[Problem details]
From the entries below, copy out every line with "JSON" in it.

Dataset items

------------

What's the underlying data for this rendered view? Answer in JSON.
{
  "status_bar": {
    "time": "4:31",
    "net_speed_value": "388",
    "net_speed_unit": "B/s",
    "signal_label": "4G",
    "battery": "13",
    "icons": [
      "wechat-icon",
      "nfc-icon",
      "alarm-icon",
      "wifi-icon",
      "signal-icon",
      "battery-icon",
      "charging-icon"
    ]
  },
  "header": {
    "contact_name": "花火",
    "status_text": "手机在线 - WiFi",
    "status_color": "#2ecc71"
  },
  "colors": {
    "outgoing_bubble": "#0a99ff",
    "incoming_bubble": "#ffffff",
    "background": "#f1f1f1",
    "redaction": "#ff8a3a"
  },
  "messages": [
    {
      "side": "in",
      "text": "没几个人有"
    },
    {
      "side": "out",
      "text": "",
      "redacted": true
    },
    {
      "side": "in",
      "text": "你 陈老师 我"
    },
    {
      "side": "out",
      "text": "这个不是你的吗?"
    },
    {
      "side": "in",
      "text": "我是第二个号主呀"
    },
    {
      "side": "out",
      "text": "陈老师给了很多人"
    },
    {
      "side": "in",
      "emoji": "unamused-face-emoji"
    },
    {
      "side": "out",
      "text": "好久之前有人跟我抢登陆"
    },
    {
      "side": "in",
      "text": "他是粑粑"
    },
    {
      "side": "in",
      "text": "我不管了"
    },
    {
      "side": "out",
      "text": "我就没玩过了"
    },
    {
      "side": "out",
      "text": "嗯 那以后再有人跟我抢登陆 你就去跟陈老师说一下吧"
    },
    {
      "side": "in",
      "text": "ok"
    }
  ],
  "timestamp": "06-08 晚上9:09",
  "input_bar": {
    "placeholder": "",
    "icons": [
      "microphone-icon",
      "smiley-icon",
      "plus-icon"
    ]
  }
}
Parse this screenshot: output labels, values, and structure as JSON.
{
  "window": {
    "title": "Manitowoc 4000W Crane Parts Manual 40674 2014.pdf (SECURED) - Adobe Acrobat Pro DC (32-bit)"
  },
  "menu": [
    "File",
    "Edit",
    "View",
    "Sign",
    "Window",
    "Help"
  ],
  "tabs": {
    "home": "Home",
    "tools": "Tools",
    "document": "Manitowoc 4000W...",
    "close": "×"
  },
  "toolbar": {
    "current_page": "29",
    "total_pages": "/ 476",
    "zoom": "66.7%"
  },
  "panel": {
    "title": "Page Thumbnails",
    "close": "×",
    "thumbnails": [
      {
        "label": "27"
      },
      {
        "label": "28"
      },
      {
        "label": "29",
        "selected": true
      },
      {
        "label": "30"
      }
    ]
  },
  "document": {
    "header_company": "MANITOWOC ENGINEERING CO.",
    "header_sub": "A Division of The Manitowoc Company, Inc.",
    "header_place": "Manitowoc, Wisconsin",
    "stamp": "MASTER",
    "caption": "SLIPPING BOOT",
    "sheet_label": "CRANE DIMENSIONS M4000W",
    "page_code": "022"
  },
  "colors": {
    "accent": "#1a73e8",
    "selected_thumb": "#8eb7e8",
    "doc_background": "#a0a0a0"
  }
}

------------

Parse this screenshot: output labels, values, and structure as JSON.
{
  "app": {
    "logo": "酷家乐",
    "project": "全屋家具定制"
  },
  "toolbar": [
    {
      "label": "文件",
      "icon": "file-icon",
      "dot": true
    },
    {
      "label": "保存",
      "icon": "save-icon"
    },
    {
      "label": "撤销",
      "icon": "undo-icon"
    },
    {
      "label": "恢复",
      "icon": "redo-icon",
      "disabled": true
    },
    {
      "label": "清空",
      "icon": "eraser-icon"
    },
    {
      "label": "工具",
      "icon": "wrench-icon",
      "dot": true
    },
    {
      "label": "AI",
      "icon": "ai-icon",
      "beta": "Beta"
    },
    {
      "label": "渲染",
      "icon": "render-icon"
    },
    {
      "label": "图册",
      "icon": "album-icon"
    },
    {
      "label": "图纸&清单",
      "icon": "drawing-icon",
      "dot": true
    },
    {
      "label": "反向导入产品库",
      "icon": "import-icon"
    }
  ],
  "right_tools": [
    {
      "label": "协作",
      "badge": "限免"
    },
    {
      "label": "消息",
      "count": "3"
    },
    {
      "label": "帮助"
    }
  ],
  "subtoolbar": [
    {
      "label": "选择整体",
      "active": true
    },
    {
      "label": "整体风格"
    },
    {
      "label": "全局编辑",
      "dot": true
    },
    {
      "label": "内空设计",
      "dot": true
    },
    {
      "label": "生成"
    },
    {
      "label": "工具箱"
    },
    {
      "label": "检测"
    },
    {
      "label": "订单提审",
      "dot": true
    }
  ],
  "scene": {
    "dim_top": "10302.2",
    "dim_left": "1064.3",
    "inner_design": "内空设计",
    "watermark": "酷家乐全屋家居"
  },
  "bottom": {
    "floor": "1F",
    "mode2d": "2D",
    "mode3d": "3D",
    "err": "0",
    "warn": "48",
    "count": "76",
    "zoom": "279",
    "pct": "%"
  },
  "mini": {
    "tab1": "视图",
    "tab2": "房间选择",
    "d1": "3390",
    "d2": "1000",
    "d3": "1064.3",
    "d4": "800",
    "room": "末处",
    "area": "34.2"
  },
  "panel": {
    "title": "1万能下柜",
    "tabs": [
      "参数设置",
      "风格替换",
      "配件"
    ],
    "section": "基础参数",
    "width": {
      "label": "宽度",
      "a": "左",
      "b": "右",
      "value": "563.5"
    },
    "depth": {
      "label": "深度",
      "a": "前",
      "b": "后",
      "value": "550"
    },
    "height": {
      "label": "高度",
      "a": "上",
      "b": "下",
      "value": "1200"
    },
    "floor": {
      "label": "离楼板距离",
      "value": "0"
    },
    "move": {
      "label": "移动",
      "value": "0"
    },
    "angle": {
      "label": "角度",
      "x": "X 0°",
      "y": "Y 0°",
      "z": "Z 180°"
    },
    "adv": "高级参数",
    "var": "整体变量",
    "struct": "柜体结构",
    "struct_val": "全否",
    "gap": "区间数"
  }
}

------------

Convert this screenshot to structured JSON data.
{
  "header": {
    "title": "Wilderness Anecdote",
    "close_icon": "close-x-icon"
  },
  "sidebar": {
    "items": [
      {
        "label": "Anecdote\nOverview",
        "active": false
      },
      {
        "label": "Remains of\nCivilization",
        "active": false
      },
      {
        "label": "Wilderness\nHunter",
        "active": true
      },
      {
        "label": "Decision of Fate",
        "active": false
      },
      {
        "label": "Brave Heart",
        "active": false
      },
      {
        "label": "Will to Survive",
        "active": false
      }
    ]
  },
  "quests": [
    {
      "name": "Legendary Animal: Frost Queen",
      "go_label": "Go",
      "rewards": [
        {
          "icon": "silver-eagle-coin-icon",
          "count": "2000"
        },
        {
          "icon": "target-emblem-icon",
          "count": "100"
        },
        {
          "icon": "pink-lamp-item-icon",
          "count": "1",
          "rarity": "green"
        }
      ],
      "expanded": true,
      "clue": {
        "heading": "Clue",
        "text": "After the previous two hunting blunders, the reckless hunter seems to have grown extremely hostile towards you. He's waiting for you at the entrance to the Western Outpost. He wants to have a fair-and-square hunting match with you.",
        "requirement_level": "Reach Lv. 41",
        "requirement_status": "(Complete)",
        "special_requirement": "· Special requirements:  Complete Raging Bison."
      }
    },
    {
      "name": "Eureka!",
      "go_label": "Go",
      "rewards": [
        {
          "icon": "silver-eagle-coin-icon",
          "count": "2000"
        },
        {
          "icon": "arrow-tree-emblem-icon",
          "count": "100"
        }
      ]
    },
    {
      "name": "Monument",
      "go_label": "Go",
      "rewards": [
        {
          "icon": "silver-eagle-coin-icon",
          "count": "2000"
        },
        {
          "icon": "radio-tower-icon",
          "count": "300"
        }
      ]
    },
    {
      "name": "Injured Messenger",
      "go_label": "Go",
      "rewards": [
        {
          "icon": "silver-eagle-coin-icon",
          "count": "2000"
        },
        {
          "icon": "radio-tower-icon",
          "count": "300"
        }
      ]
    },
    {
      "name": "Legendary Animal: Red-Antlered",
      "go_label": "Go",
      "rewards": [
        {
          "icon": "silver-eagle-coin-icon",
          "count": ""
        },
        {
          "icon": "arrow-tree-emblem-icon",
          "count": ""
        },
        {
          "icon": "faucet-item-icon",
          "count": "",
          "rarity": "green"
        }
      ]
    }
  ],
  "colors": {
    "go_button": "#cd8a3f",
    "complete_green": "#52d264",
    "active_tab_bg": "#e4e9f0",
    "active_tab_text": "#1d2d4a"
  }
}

------------

[Solution to the exercise]
What's the underlying data for this rendered view? Answer in JSON.
Parse this screenshot: output labels, values, and structure as JSON.
Parse this screenshot: output labels, values, and structure as JSON.
Convert this screenshot to structured JSON data.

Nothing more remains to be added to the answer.